------ DATA FOR THIS EXERCISE
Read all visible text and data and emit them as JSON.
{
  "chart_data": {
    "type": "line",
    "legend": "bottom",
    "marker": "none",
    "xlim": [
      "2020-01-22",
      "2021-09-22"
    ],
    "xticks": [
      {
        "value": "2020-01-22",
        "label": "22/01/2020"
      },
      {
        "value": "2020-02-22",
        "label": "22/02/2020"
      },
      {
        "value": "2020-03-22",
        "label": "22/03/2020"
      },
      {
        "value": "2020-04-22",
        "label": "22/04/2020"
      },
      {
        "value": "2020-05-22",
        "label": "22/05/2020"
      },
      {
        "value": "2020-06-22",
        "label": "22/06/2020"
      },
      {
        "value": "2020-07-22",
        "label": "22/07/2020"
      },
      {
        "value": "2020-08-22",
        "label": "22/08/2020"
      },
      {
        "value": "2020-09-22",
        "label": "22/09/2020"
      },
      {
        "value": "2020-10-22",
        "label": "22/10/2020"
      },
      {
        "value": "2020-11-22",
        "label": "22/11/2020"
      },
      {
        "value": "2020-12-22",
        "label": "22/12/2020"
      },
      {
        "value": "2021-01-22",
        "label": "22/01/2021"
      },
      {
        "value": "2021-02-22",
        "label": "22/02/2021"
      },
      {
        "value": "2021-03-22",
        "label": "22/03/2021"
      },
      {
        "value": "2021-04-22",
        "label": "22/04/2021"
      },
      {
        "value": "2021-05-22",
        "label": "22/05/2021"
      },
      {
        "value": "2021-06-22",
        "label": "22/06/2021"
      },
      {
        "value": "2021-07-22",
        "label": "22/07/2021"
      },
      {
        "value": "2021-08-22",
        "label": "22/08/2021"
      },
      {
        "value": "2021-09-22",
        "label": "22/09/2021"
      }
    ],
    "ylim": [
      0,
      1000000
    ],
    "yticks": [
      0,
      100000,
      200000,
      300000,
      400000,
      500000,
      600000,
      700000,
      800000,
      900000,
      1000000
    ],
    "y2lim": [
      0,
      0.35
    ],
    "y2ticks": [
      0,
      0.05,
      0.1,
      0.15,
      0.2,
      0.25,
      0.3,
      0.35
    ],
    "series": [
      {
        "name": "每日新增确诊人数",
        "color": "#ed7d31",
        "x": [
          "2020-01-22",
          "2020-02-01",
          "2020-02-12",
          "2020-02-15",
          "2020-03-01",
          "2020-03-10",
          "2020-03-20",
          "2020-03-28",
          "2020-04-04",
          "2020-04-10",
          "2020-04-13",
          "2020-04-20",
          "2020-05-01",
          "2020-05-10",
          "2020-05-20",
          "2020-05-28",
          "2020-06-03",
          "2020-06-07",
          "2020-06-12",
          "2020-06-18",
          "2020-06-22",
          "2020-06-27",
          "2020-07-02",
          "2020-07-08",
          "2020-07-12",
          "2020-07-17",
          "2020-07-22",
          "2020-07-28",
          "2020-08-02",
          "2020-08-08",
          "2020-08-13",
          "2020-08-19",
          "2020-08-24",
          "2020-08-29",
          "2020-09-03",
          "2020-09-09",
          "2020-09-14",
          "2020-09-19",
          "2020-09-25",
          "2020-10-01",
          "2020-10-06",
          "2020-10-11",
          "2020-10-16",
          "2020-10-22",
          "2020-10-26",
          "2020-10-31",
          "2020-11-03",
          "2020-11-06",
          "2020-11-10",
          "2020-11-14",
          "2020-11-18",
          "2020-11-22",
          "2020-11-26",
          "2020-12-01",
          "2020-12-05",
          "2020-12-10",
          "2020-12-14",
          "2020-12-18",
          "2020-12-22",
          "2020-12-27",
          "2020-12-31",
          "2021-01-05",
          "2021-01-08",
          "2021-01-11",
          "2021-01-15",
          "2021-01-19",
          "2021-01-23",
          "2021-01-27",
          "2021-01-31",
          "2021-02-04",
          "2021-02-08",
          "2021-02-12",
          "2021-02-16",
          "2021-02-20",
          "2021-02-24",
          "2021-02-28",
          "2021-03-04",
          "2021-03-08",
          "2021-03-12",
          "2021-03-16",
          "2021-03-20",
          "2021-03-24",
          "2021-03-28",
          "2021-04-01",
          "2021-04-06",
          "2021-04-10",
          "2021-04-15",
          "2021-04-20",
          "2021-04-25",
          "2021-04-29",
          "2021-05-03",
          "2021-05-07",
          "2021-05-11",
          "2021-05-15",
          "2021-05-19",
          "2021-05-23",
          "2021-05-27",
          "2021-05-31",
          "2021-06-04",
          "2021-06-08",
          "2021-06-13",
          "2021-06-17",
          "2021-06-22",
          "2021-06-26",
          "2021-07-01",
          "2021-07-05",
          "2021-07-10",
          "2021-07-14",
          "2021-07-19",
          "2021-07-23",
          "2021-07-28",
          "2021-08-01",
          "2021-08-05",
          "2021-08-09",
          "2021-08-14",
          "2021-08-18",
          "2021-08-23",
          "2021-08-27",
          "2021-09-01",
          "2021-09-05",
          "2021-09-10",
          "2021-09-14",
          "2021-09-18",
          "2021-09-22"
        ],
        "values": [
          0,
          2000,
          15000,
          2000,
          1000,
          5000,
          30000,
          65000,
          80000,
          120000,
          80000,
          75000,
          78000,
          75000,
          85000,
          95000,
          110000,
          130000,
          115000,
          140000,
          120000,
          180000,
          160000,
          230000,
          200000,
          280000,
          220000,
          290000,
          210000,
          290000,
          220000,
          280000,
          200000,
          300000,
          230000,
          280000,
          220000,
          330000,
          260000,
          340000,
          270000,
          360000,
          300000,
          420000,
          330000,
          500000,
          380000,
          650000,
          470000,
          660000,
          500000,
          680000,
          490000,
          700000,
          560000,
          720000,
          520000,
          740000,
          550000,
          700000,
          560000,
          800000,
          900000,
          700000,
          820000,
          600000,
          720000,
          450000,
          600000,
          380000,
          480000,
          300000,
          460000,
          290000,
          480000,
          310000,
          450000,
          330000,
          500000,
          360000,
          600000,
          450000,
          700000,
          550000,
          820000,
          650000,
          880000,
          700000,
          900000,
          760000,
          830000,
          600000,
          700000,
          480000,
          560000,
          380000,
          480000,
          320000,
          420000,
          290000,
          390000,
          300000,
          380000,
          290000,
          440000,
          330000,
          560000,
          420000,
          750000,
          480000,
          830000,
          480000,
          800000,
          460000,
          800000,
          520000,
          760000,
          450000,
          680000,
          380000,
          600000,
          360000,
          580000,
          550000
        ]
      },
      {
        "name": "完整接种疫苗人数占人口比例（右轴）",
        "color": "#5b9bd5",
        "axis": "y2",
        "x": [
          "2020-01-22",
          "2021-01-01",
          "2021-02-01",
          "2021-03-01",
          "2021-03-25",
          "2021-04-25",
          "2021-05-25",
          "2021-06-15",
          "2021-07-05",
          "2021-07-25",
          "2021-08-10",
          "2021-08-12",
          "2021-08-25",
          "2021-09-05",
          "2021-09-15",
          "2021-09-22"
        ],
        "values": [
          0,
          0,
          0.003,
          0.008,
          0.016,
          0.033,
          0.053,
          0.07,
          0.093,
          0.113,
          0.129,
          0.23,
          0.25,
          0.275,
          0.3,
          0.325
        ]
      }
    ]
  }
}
------------
PROBLEM DESCRIPTION: Your task is to repeat each line of the material exactly.

OUTPUT FOR THIS EXERCISE:
Read all visible text and data and emit them as JSON.
{
  "chart_data": {
    "type": "line",
    "legend": "bottom",
    "marker": "none",
    "xlim": [
      "2020-01-22",
      "2021-09-22"
    ],
    "xticks": [
      {
        "value": "2020-01-22",
        "label": "22/01/2020"
      },
      {
        "value": "2020-02-22",
        "label": "22/02/2020"
      },
      {
        "value": "2020-03-22",
        "label": "22/03/2020"
      },
      {
        "value": "2020-04-22",
        "label": "22/04/2020"
      },
      {
        "value": "2020-05-22",
        "label": "22/05/2020"
      },
      {
        "value": "2020-06-22",
        "label": "22/06/2020"
      },
      {
        "value": "2020-07-22",
        "label": "22/07/2020"
      },
      {
        "value": "2020-08-22",
        "label": "22/08/2020"
      },
      {
        "value": "2020-09-22",
        "label": "22/09/2020"
      },
      {
        "value": "2020-10-22",
        "label": "22/10/2020"
      },
      {
        "value": "2020-11-22",
        "label": "22/11/2020"
      },
      {
        "value": "2020-12-22",
        "label": "22/12/2020"
      },
      {
        "value": "2021-01-22",
        "label": "22/01/2021"
      },
      {
        "value": "2021-02-22",
        "label": "22/02/2021"
      },
      {
        "value": "2021-03-22",
        "label": "22/03/2021"
      },
      {
        "value": "2021-04-22",
        "label": "22/04/2021"
      },
      {
        "value": "2021-05-22",
        "label": "22/05/2021"
      },
      {
        "value": "2021-06-22",
        "label": "22/06/2021"
      },
      {
        "value": "2021-07-22",
        "label": "22/07/2021"
      },
      {
        "value": "2021-08-22",
        "label": "22/08/2021"
      },
      {
        "value": "2021-09-22",
        "label": "22/09/2021"
      }
    ],
    "ylim": [
      0,
      1000000
    ],
    "yticks": [
      0,
      100000,
      200000,
      300000,
      400000,
      500000,
      600000,
      700000,
      800000,
      900000,
      1000000
    ],
    "y2lim": [
      0,
      0.35
    ],
    "y2ticks": [
      0,
      0.05,
      0.1,
      0.15,
      0.2,
      0.25,
      0.3,
      0.35
    ],
    "series": [
      {
        "name": "每日新增确诊人数",
        "color": "#ed7d31",
        "x": [
          "2020-01-22",
          "2020-02-01",
          "2020-02-12",
          "2020-02-15",
          "2020-03-01",
          "2020-03-10",
          "2020-03-20",
          "2020-03-28",
          "2020-04-04",
          "2020-04-10",
          "2020-04-13",
          "2020-04-20",
          "2020-05-01",
          "2020-05-10",
          "2020-05-20",
          "2020-05-28",
          "2020-06-03",
          "2020-06-07",
          "2020-06-12",
          "2020-06-18",
          "2020-06-22",
          "2020-06-27",
          "2020-07-02",
          "2020-07-08",
          "2020-07-12",
          "2020-07-17",
          "2020-07-22",
          "2020-07-28",
          "2020-08-02",
          "2020-08-08",
          "2020-08-13",
          "2020-08-19",
          "2020-08-24",
          "2020-08-29",
          "2020-09-03",
          "2020-09-09",
          "2020-09-14",
          "2020-09-19",
          "2020-09-25",
          "2020-10-01",
          "2020-10-06",
          "2020-10-11",
          "2020-10-16",
          "2020-10-22",
          "2020-10-26",
          "2020-10-31",
          "2020-11-03",
          "2020-11-06",
          "2020-11-10",
          "2020-11-14",
          "2020-11-18",
          "2020-11-22",
          "2020-11-26",
          "2020-12-01",
          "2020-12-05",
          "2020-12-10",
          "2020-12-14",
          "2020-12-18",
          "2020-12-22",
          "2020-12-27",
          "2020-12-31",
          "2021-01-05",
          "2021-01-08",
          "2021-01-11",
          "2021-01-15",
          "2021-01-19",
          "2021-01-23",
          "2021-01-27",
          "2021-01-31",
          "2021-02-04",
          "2021-02-08",
          "2021-02-12",
          "2021-02-16",
          "2021-02-20",
          "2021-02-24",
          "2021-02-28",
          "2021-03-04",
          "2021-03-08",
          "2021-03-12",
          "2021-03-16",
          "2021-03-20",
          "2021-03-24",
          "2021-03-28",
          "2021-04-01",
          "2021-04-06",
          "2021-04-10",
          "2021-04-15",
          "2021-04-20",
          "2021-04-25",
          "2021-04-29",
          "2021-05-03",
          "2021-05-07",
          "2021-05-11",
          "2021-05-15",
          "2021-05-19",
          "2021-05-23",
          "2021-05-27",
          "2021-05-31",
          "2021-06-04",
          "2021-06-08",
          "2021-06-13",
          "2021-06-17",
          "2021-06-22",
          "2021-06-26",
          "2021-07-01",
          "2021-07-05",
          "2021-07-10",
          "2021-07-14",
          "2021-07-19",
          "2021-07-23",
          "2021-07-28",
          "2021-08-01",
          "2021-08-05",
          "2021-08-09",
          "2021-08-14",
          "2021-08-18",
          "2021-08-23",
          "2021-08-27",
          "2021-09-01",
          "2021-09-05",
          "2021-09-10",
          "2021-09-14",
          "2021-09-18",
          "2021-09-22"
        ],
        "values": [
          0,
          2000,
          15000,
          2000,
          1000,
          5000,
          30000,
          65000,
          80000,
          120000,
          80000,
          75000,
          78000,
          75000,
          85000,
          95000,
          110000,
          130000,
          115000,
          140000,
          120000,
          180000,
          160000,
          230000,
          200000,
          280000,
          220000,
          290000,
          210000,
          290000,
          220000,
          280000,
          200000,
          300000,
          230000,
          280000,
          220000,
          330000,
          260000,
          340000,
          270000,
          360000,
          300000,
          420000,
          330000,
          500000,
          380000,
          650000,
          470000,
          660000,
          500000,
          680000,
          490000,
          700000,
          560000,
          720000,
          520000,
          740000,
          550000,
          700000,
          560000,
          800000,
          900000,
          700000,
          820000,
          600000,
          720000,
          450000,
          600000,
          380000,
          480000,
          300000,
          460000,
          290000,
          480000,
          310000,
          450000,
          330000,
          500000,
          360000,
          600000,
          450000,
          700000,
          550000,
          820000,
          650000,
          880000,
          700000,
          900000,
          760000,
          830000,
          600000,
          700000,
          480000,
          560000,
          380000,
          480000,
          320000,
          420000,
          290000,
          390000,
          300000,
          380000,
          290000,
          440000,
          330000,
          560000,
          420000,
          750000,
          480000,
          830000,
          480000,
          800000,
          460000,
          800000,
          520000,
          760000,
          450000,
          680000,
          380000,
          600000,
          360000,
          580000,
          550000
        ]
      },
      {
        "name": "完整接种疫苗人数占人口比例（右轴）",
        "color": "#5b9bd5",
        "axis": "y2",
        "x": [
          "2020-01-22",
          "2021-01-01",
          "2021-02-01",
          "2021-03-01",
          "2021-03-25",
          "2021-04-25",
          "2021-05-25",
          "2021-06-15",
          "2021-07-05",
          "2021-07-25",
          "2021-08-10",
          "2021-08-12",
          "2021-08-25",
          "2021-09-05",
          "2021-09-15",
          "2021-09-22"
        ],
        "values": [
          0,
          0,
          0.003,
          0.008,
          0.016,
          0.033,
          0.053,
          0.07,
          0.093,
          0.113,
          0.129,
          0.23,
          0.25,
          0.275,
          0.3,
          0.325
        ]
      }
    ]
  }
}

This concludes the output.